Some records
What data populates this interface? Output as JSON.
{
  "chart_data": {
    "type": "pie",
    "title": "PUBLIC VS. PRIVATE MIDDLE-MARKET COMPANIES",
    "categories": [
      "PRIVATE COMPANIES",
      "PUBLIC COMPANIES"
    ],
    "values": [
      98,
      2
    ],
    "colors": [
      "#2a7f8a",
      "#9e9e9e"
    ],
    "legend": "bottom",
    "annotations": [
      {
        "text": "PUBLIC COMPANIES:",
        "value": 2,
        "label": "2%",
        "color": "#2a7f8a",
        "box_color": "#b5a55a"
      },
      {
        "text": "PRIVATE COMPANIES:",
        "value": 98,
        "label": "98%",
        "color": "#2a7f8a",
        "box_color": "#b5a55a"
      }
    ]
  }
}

*Set exercise*.
Can you reproduce all the material exactly?

*Solution for this task*.
What data populates this interface? Output as JSON.
{
  "chart_data": {
    "type": "pie",
    "title": "PUBLIC VS. PRIVATE MIDDLE-MARKET COMPANIES",
    "categories": [
      "PRIVATE COMPANIES",
      "PUBLIC COMPANIES"
    ],
    "values": [
      98,
      2
    ],
    "colors": [
      "#2a7f8a",
      "#9e9e9e"
    ],
    "legend": "bottom",
    "annotations": [
      {
        "text": "PUBLIC COMPANIES:",
        "value": 2,
        "label": "2%",
        "color": "#2a7f8a",
        "box_color": "#b5a55a"
      },
      {
        "text": "PRIVATE COMPANIES:",
        "value": 98,
        "label": "98%",
        "color": "#2a7f8a",
        "box_color": "#b5a55a"
      }
    ]
  }
}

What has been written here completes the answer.